START

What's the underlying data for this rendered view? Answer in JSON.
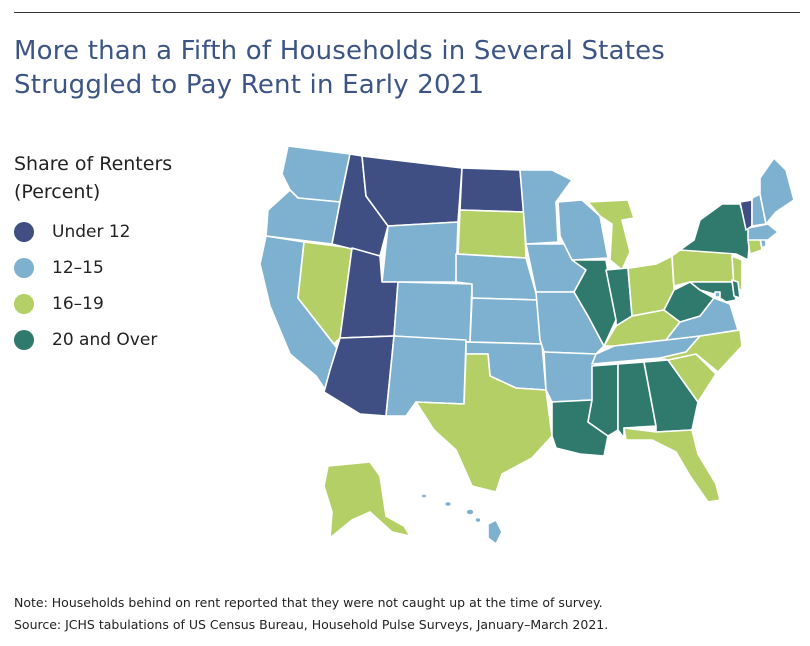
{
  "title": {
    "line1": "More than a Fifth of Households in Several States",
    "line2": "Struggled to Pay Rent in Early 2021"
  },
  "legend": {
    "title_line1": "Share of Renters",
    "title_line2": "(Percent)",
    "items": [
      {
        "label": "Under 12",
        "color": "#3f4f84"
      },
      {
        "label": "12–15",
        "color": "#7eb1cf"
      },
      {
        "label": "16–19",
        "color": "#b3cf66"
      },
      {
        "label": "20 and Over",
        "color": "#2f7a6d"
      }
    ]
  },
  "colors": {
    "under12": "#3f4f84",
    "c12_15": "#7eb1cf",
    "c16_19": "#b3cf66",
    "over20": "#2f7a6d",
    "title": "#3c5585"
  },
  "map_states": {
    "WA": "12–15",
    "OR": "12–15",
    "CA": "12–15",
    "NV": "16–19",
    "ID": "Under 12",
    "MT": "Under 12",
    "WY": "12–15",
    "UT": "Under 12",
    "AZ": "Under 12",
    "CO": "12–15",
    "NM": "12–15",
    "ND": "Under 12",
    "SD": "16–19",
    "NE": "12–15",
    "KS": "12–15",
    "OK": "12–15",
    "TX": "16–19",
    "MN": "12–15",
    "IA": "12–15",
    "MO": "12–15",
    "AR": "12–15",
    "LA": "20 and Over",
    "WI": "12–15",
    "IL": "20 and Over",
    "MI": "16–19",
    "IN": "20 and Over",
    "OH": "16–19",
    "KY": "16–19",
    "TN": "12–15",
    "MS": "20 and Over",
    "AL": "20 and Over",
    "GA": "20 and Over",
    "FL": "16–19",
    "SC": "16–19",
    "NC": "16–19",
    "VA": "12–15",
    "WV": "20 and Over",
    "PA": "16–19",
    "NY": "20 and Over",
    "VT": "Under 12",
    "NH": "12–15",
    "ME": "12–15",
    "MA": "12–15",
    "RI": "12–15",
    "CT": "16–19",
    "NJ": "16–19",
    "DE": "20 and Over",
    "MD": "20 and Over",
    "DC": "12–15",
    "AK": "16–19",
    "HI": "12–15"
  },
  "notes": {
    "note": "Note: Households behind on rent reported that they were not caught up at the time of survey.",
    "source": "Source: JCHS tabulations of US Census Bureau, Household Pulse Surveys, January–March 2021."
  }
}
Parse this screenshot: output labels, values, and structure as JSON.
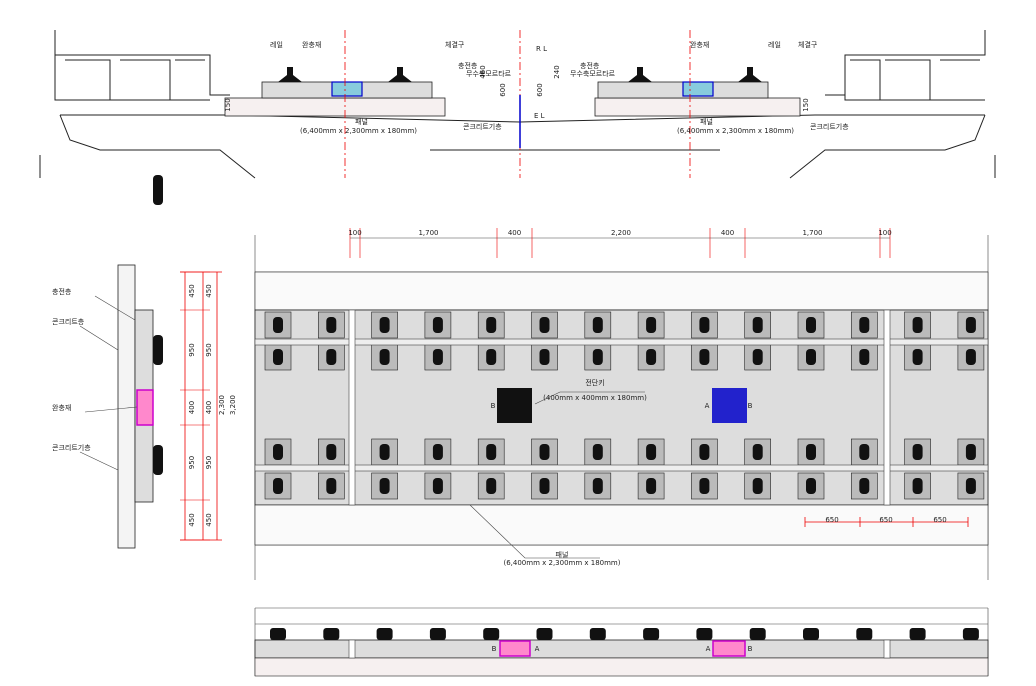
{
  "section": {
    "left": {
      "labels": [
        "레일",
        "완충재",
        "체결구",
        "충전층",
        "무수축모르타르",
        "패널",
        "(6,400mm x 2,300mm x 180mm)",
        "콘크리트기층"
      ],
      "dims": [
        "150",
        "460",
        "600"
      ]
    },
    "right": {
      "labels": [
        "완충재",
        "레일",
        "체결구",
        "충전층",
        "무수축모르타르",
        "패널",
        "(6,400mm x 2,300mm x 180mm)",
        "콘크리트기층"
      ],
      "dims": [
        "600",
        "240",
        "150"
      ]
    },
    "center": "R L",
    "level": "E L"
  },
  "plan": {
    "dims": [
      "100",
      "1,700",
      "400",
      "2,200",
      "400",
      "1,700",
      "100"
    ],
    "shear_key": "전단키",
    "shear_key_size": "(400mm x 400mm x 180mm)",
    "panel": "패널",
    "panel_size": "(6,400mm x 2,300mm x 180mm)",
    "key_marks": [
      "B",
      "A",
      "B"
    ],
    "spacing": [
      "650",
      "650",
      "650"
    ]
  },
  "side": {
    "labels": [
      "충전층",
      "콘크리트층",
      "완충재",
      "콘크리트기층"
    ],
    "dims": [
      "450",
      "950",
      "400",
      "950",
      "450"
    ],
    "inner_total": "2,300",
    "total": "3,200"
  },
  "elevation": {
    "key_marks": [
      "B",
      "A",
      "A",
      "B"
    ]
  }
}
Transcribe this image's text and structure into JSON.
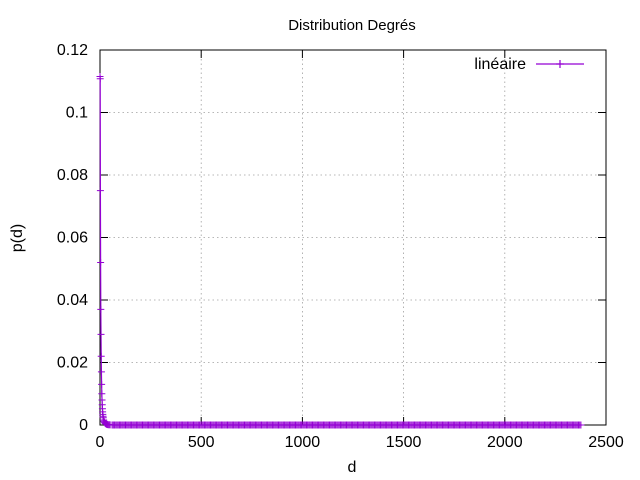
{
  "chart_data": {
    "type": "line",
    "title": "Distribution Degrés",
    "xlabel": "d",
    "ylabel": "p(d)",
    "xlim": [
      0,
      2500
    ],
    "ylim": [
      0,
      0.12
    ],
    "xticks": [
      "0",
      "500",
      "1000",
      "1500",
      "2000",
      "2500"
    ],
    "yticks": [
      "0",
      "0.02",
      "0.04",
      "0.06",
      "0.08",
      "0.1",
      "0.12"
    ],
    "grid": true,
    "legend_position": "top-right",
    "series": [
      {
        "name": "linéaire",
        "color": "#9400d3",
        "marker": "plus",
        "head": {
          "x": [
            0,
            1,
            2,
            3,
            4,
            5,
            6,
            7,
            8,
            9,
            10,
            11,
            12,
            13,
            14,
            15,
            16,
            18,
            20,
            22,
            25,
            28,
            32,
            36,
            40,
            45,
            50,
            60
          ],
          "y": [
            0.1115,
            0.1108,
            0.075,
            0.052,
            0.037,
            0.029,
            0.022,
            0.017,
            0.013,
            0.01,
            0.008,
            0.0065,
            0.0052,
            0.0042,
            0.0034,
            0.0028,
            0.0023,
            0.0016,
            0.0012,
            0.0009,
            0.0006,
            0.0004,
            0.00025,
            0.00015,
            0.0001,
            6e-05,
            3e-05,
            1e-05
          ]
        },
        "tail": {
          "x_start": 60,
          "x_end": 2380,
          "y": 0
        }
      }
    ]
  }
}
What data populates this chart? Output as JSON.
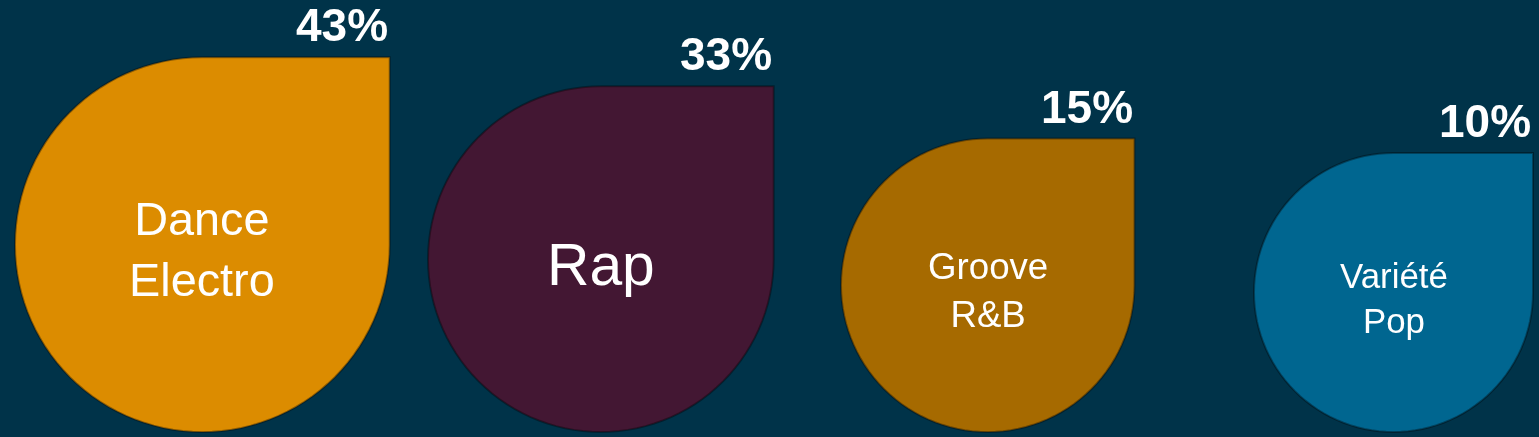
{
  "chart_data": {
    "type": "other",
    "categories": [
      "Dance\nElectro",
      "Rap",
      "Groove\nR&B",
      "Variété\nPop"
    ],
    "values": [
      43,
      33,
      15,
      10
    ],
    "value_labels": [
      "43%",
      "33%",
      "15%",
      "10%"
    ],
    "colors": [
      "#dc8c00",
      "#431733",
      "#a66a00",
      "#006690"
    ]
  }
}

END

Without including any pictures, print each record exactly.

What's the underlying data for this rendered view? Answer in JSON.
{
  "title": {
    "line1": "More than a Fifth of Households in Several States",
    "line2": "Struggled to Pay Rent in Early 2021"
  },
  "legend": {
    "title_line1": "Share of Renters",
    "title_line2": "(Percent)",
    "items": [
      {
        "label": "Under 12",
        "color": "#3f4f84"
      },
      {
        "label": "12–15",
        "color": "#7eb1cf"
      },
      {
        "label": "16–19",
        "color": "#b3cf66"
      },
      {
        "label": "20 and Over",
        "color": "#2f7a6d"
      }
    ]
  },
  "colors": {
    "under12": "#3f4f84",
    "c12_15": "#7eb1cf",
    "c16_19": "#b3cf66",
    "over20": "#2f7a6d",
    "title": "#3c5585"
  },
  "map_states": {
    "WA": "12–15",
    "OR": "12–15",
    "CA": "12–15",
    "NV": "16–19",
    "ID": "Under 12",
    "MT": "Under 12",
    "WY": "12–15",
    "UT": "Under 12",
    "AZ": "Under 12",
    "CO": "12–15",
    "NM": "12–15",
    "ND": "Under 12",
    "SD": "16–19",
    "NE": "12–15",
    "KS": "12–15",
    "OK": "12–15",
    "TX": "16–19",
    "MN": "12–15",
    "IA": "12–15",
    "MO": "12–15",
    "AR": "12–15",
    "LA": "20 and Over",
    "WI": "12–15",
    "IL": "20 and Over",
    "MI": "16–19",
    "IN": "20 and Over",
    "OH": "16–19",
    "KY": "16–19",
    "TN": "12–15",
    "MS": "20 and Over",
    "AL": "20 and Over",
    "GA": "20 and Over",
    "FL": "16–19",
    "SC": "16–19",
    "NC": "16–19",
    "VA": "12–15",
    "WV": "20 and Over",
    "PA": "16–19",
    "NY": "20 and Over",
    "VT": "Under 12",
    "NH": "12–15",
    "ME": "12–15",
    "MA": "12–15",
    "RI": "12–15",
    "CT": "16–19",
    "NJ": "16–19",
    "DE": "20 and Over",
    "MD": "20 and Over",
    "DC": "12–15",
    "AK": "16–19",
    "HI": "12–15"
  },
  "notes": {
    "note": "Note: Households behind on rent reported that they were not caught up at the time of survey.",
    "source": "Source: JCHS tabulations of US Census Bureau, Household Pulse Surveys, January–March 2021."
  }
}
Parse this screenshot: output labels, values, and structure as JSON.
{
  "section": {
    "left": {
      "labels": [
        "레일",
        "완충재",
        "체결구",
        "충전층",
        "무수축모르타르",
        "패널",
        "(6,400mm x 2,300mm x 180mm)",
        "콘크리트기층"
      ],
      "dims": [
        "150",
        "460",
        "600"
      ]
    },
    "right": {
      "labels": [
        "완충재",
        "레일",
        "체결구",
        "충전층",
        "무수축모르타르",
        "패널",
        "(6,400mm x 2,300mm x 180mm)",
        "콘크리트기층"
      ],
      "dims": [
        "600",
        "240",
        "150"
      ]
    },
    "center": "R L",
    "level": "E L"
  },
  "plan": {
    "dims": [
      "100",
      "1,700",
      "400",
      "2,200",
      "400",
      "1,700",
      "100"
    ],
    "shear_key": "전단키",
    "shear_key_size": "(400mm x 400mm x 180mm)",
    "panel": "패널",
    "panel_size": "(6,400mm x 2,300mm x 180mm)",
    "key_marks": [
      "B",
      "A",
      "B"
    ],
    "spacing": [
      "650",
      "650",
      "650"
    ]
  },
  "side": {
    "labels": [
      "충전층",
      "콘크리트층",
      "완충재",
      "콘크리트기층"
    ],
    "dims": [
      "450",
      "950",
      "400",
      "950",
      "450"
    ],
    "inner_total": "2,300",
    "total": "3,200"
  },
  "elevation": {
    "key_marks": [
      "B",
      "A",
      "A",
      "B"
    ]
  }
}
Transcribe this image's text and structure into JSON.
{
  "chart_data": {
    "type": "line",
    "title": "Distribution Degrés",
    "xlabel": "d",
    "ylabel": "p(d)",
    "xlim": [
      0,
      2500
    ],
    "ylim": [
      0,
      0.12
    ],
    "xticks": [
      "0",
      "500",
      "1000",
      "1500",
      "2000",
      "2500"
    ],
    "yticks": [
      "0",
      "0.02",
      "0.04",
      "0.06",
      "0.08",
      "0.1",
      "0.12"
    ],
    "grid": true,
    "legend_position": "top-right",
    "series": [
      {
        "name": "linéaire",
        "color": "#9400d3",
        "marker": "plus",
        "head": {
          "x": [
            0,
            1,
            2,
            3,
            4,
            5,
            6,
            7,
            8,
            9,
            10,
            11,
            12,
            13,
            14,
            15,
            16,
            18,
            20,
            22,
            25,
            28,
            32,
            36,
            40,
            45,
            50,
            60
          ],
          "y": [
            0.1115,
            0.1108,
            0.075,
            0.052,
            0.037,
            0.029,
            0.022,
            0.017,
            0.013,
            0.01,
            0.008,
            0.0065,
            0.0052,
            0.0042,
            0.0034,
            0.0028,
            0.0023,
            0.0016,
            0.0012,
            0.0009,
            0.0006,
            0.0004,
            0.00025,
            0.00015,
            0.0001,
            6e-05,
            3e-05,
            1e-05
          ]
        },
        "tail": {
          "x_start": 60,
          "x_end": 2380,
          "y": 0
        }
      }
    ]
  }
}
What data populates this chart? Output as JSON.
{
  "chart_data": {
    "type": "other",
    "categories": [
      "Dance\nElectro",
      "Rap",
      "Groove\nR&B",
      "Variété\nPop"
    ],
    "values": [
      43,
      33,
      15,
      10
    ],
    "value_labels": [
      "43%",
      "33%",
      "15%",
      "10%"
    ],
    "colors": [
      "#dc8c00",
      "#431733",
      "#a66a00",
      "#006690"
    ]
  }
}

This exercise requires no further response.